Exercise details: Please copy the material below line for line, leaving out the picture.

Input for this task:
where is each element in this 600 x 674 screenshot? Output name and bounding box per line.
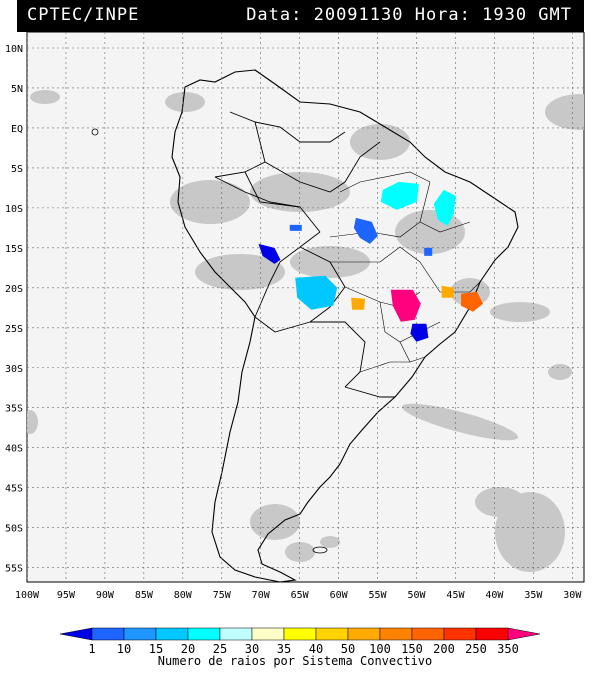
country-borders (214, 111, 395, 398)
colorbar-box (347, 627, 381, 641)
lat-label: 25S (5, 324, 23, 335)
colorbar-labels: 1 10 15 20 25 30 35 40 50 100 150 200 250 350 (88, 642, 518, 656)
colorbar-label: 20 (181, 642, 195, 656)
lon-label: 95W (57, 590, 76, 601)
lon-label: 55W (369, 590, 388, 601)
colorbar-box (283, 627, 317, 641)
lat-label: 5S (11, 164, 23, 175)
colorbar-box (59, 627, 93, 641)
colorbar: 1 10 15 20 25 30 35 40 50 100 150 200 250 350 Numero … (0, 620, 600, 670)
colorbar-label: 15 (149, 642, 163, 656)
colorbar-box (379, 627, 413, 641)
lon-label: 40W (485, 590, 504, 601)
lon-label: 65W (291, 590, 310, 601)
source-label: CPTEC/INPE (27, 5, 140, 25)
datetime-label: Data: 20091130 Hora: 1930 GMT (246, 5, 572, 25)
map-panel: 10N 5N EQ 5S 10S 15S 20S 25S 30S 35S 40S 45S 50S 55S … (0, 31, 600, 612)
colorbar-box (507, 627, 541, 641)
colorbar-label: 250 (465, 642, 487, 656)
colorbar-box (315, 627, 349, 641)
colorbar-svg: 1 10 15 20 25 30 35 40 50 100 150 200 250 350 Numero … (59, 627, 541, 668)
latitude-labels: 10N 5N EQ 5S 10S 15S 20S 25S 30S 35S 40S 45S 50S 55S (5, 44, 23, 575)
convective-system (351, 297, 366, 310)
falkland-islands (312, 546, 328, 554)
convective-system (433, 189, 456, 226)
lat-label: 35S (5, 404, 23, 415)
map-header: CPTEC/INPE Data: 20091130 Hora: 1930 GMT (17, 0, 584, 32)
colorbar-box (155, 627, 189, 641)
colorbar-title: Numero de raios por Sistema Convectivo (158, 654, 433, 668)
lon-label: 75W (213, 590, 232, 601)
map-graticule (27, 32, 584, 582)
lon-label: 50W (407, 590, 426, 601)
convective-system (295, 275, 338, 310)
colorbar-box (251, 627, 285, 641)
lat-label: 20S (5, 284, 23, 295)
colorbar-box (187, 627, 221, 641)
lon-label: 100W (15, 590, 40, 601)
colorbar-label: 100 (369, 642, 391, 656)
colorbar-box (219, 627, 253, 641)
lon-label: 30W (563, 590, 582, 601)
lon-label: 70W (252, 590, 271, 601)
convective-systems (258, 181, 484, 342)
colorbar-label: 25 (213, 642, 227, 656)
lon-label: 60W (330, 590, 349, 601)
colorbar-label: 40 (309, 642, 323, 656)
colorbar-label: 50 (341, 642, 355, 656)
convective-system (410, 323, 429, 342)
lat-label: 30S (5, 364, 23, 375)
lat-label: 5N (11, 84, 23, 95)
convective-system (424, 247, 433, 256)
colorbar-box (475, 627, 509, 641)
convective-system (461, 291, 484, 312)
colorbar-box (123, 627, 157, 641)
convective-system (258, 243, 281, 264)
convective-system (289, 224, 302, 231)
lon-label: 90W (96, 590, 115, 601)
colorbar-label: 150 (401, 642, 423, 656)
colorbar-box (91, 627, 125, 641)
colorbar-label: 10 (117, 642, 131, 656)
convective-system (441, 285, 454, 298)
colorbar-label: 200 (433, 642, 455, 656)
colorbar-label: 1 (88, 642, 95, 656)
lat-label: 50S (5, 524, 23, 535)
colorbar-box (411, 627, 445, 641)
colorbar-label: 350 (497, 642, 519, 656)
galapagos-islands (91, 128, 99, 136)
lon-label: 45W (446, 590, 465, 601)
lat-label: 10N (5, 44, 23, 55)
convective-system (390, 289, 421, 322)
map-svg: 10N5NEQ5S10S15S20S25S30S35S40S45S50S55S … (5, 31, 585, 601)
lat-label: 40S (5, 444, 23, 455)
lat-label: 55S (5, 564, 23, 575)
lon-label: 35W (524, 590, 543, 601)
south-america-outline (171, 69, 519, 582)
lat-label: 45S (5, 484, 23, 495)
colorbar-label: 35 (277, 642, 291, 656)
colorbar-box (443, 627, 477, 641)
lat-label: 10S (5, 204, 23, 215)
lat-label: EQ (11, 124, 23, 135)
lon-label: 80W (174, 590, 193, 601)
lat-label: 15S (5, 244, 23, 255)
lon-label: 85W (135, 590, 154, 601)
convective-system (353, 217, 378, 244)
colorbar-label: 30 (245, 642, 259, 656)
convective-system (380, 181, 419, 210)
longitude-labels: 100W 95W 90W 85W 80W 75W 70W 65W 60W 55W 50W 45W 40W… (15, 590, 582, 601)
colorbar-boxes (59, 627, 541, 641)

Answer in full:
where is each element in this 600 x 674 screenshot? Output name and bounding box per line.
country-borders (214, 111, 395, 398)
colorbar-box (347, 627, 381, 641)
lat-label: 25S (5, 324, 23, 335)
colorbar-labels: 1 10 15 20 25 30 35 40 50 100 150 200 250 350 (88, 642, 518, 656)
colorbar-label: 20 (181, 642, 195, 656)
lon-label: 95W (57, 590, 76, 601)
lon-label: 55W (369, 590, 388, 601)
colorbar-box (283, 627, 317, 641)
lat-label: 5S (11, 164, 23, 175)
colorbar-box (59, 627, 93, 641)
colorbar: 1 10 15 20 25 30 35 40 50 100 150 200 250 350 Numero … (0, 620, 600, 670)
colorbar-label: 15 (149, 642, 163, 656)
colorbar-box (379, 627, 413, 641)
lon-label: 40W (485, 590, 504, 601)
lon-label: 65W (291, 590, 310, 601)
source-label: CPTEC/INPE (27, 5, 140, 25)
datetime-label: Data: 20091130 Hora: 1930 GMT (246, 5, 572, 25)
map-panel: 10N 5N EQ 5S 10S 15S 20S 25S 30S 35S 40S 45S 50S 55S … (0, 31, 600, 612)
colorbar-box (507, 627, 541, 641)
colorbar-label: 250 (465, 642, 487, 656)
colorbar-box (315, 627, 349, 641)
colorbar-svg: 1 10 15 20 25 30 35 40 50 100 150 200 250 350 Numero … (59, 627, 541, 668)
latitude-labels: 10N 5N EQ 5S 10S 15S 20S 25S 30S 35S 40S 45S 50S 55S (5, 44, 23, 575)
convective-system (351, 297, 366, 310)
falkland-islands (312, 546, 328, 554)
convective-system (433, 189, 456, 226)
lat-label: 35S (5, 404, 23, 415)
map-header: CPTEC/INPE Data: 20091130 Hora: 1930 GMT (17, 0, 584, 32)
colorbar-box (155, 627, 189, 641)
colorbar-title: Numero de raios por Sistema Convectivo (158, 654, 433, 668)
lon-label: 75W (213, 590, 232, 601)
map-graticule (27, 32, 584, 582)
lon-label: 50W (407, 590, 426, 601)
convective-system (295, 275, 338, 310)
colorbar-box (251, 627, 285, 641)
lat-label: 20S (5, 284, 23, 295)
colorbar-box (187, 627, 221, 641)
lon-label: 100W (15, 590, 40, 601)
colorbar-label: 100 (369, 642, 391, 656)
colorbar-box (219, 627, 253, 641)
lon-label: 30W (563, 590, 582, 601)
lon-label: 70W (252, 590, 271, 601)
convective-systems (258, 181, 484, 342)
colorbar-label: 25 (213, 642, 227, 656)
lon-label: 60W (330, 590, 349, 601)
colorbar-label: 40 (309, 642, 323, 656)
colorbar-label: 50 (341, 642, 355, 656)
convective-system (410, 323, 429, 342)
lat-label: 30S (5, 364, 23, 375)
lat-label: 5N (11, 84, 23, 95)
convective-system (424, 247, 433, 256)
colorbar-box (475, 627, 509, 641)
convective-system (461, 291, 484, 312)
colorbar-box (123, 627, 157, 641)
convective-system (258, 243, 281, 264)
convective-system (289, 224, 302, 231)
lon-label: 90W (96, 590, 115, 601)
colorbar-label: 150 (401, 642, 423, 656)
colorbar-box (91, 627, 125, 641)
colorbar-label: 10 (117, 642, 131, 656)
convective-system (441, 285, 454, 298)
colorbar-label: 200 (433, 642, 455, 656)
colorbar-label: 1 (88, 642, 95, 656)
lat-label: 50S (5, 524, 23, 535)
colorbar-box (411, 627, 445, 641)
colorbar-label: 350 (497, 642, 519, 656)
galapagos-islands (91, 128, 99, 136)
lon-label: 45W (446, 590, 465, 601)
lat-label: 10N (5, 44, 23, 55)
convective-system (390, 289, 421, 322)
map-svg: 10N5NEQ5S10S15S20S25S30S35S40S45S50S55S … (5, 31, 585, 601)
lat-label: 40S (5, 444, 23, 455)
lat-label: 55S (5, 564, 23, 575)
lon-label: 35W (524, 590, 543, 601)
south-america-outline (171, 69, 519, 582)
lat-label: 45S (5, 484, 23, 495)
colorbar-label: 35 (277, 642, 291, 656)
colorbar-box (443, 627, 477, 641)
lat-label: 10S (5, 204, 23, 215)
lat-label: EQ (11, 124, 23, 135)
lon-label: 80W (174, 590, 193, 601)
lat-label: 15S (5, 244, 23, 255)
lon-label: 85W (135, 590, 154, 601)
convective-system (353, 217, 378, 244)
colorbar-label: 30 (245, 642, 259, 656)
convective-system (380, 181, 419, 210)
longitude-labels: 100W 95W 90W 85W 80W 75W 70W 65W 60W 55W 50W 45W 40W… (15, 590, 582, 601)
colorbar-boxes (59, 627, 541, 641)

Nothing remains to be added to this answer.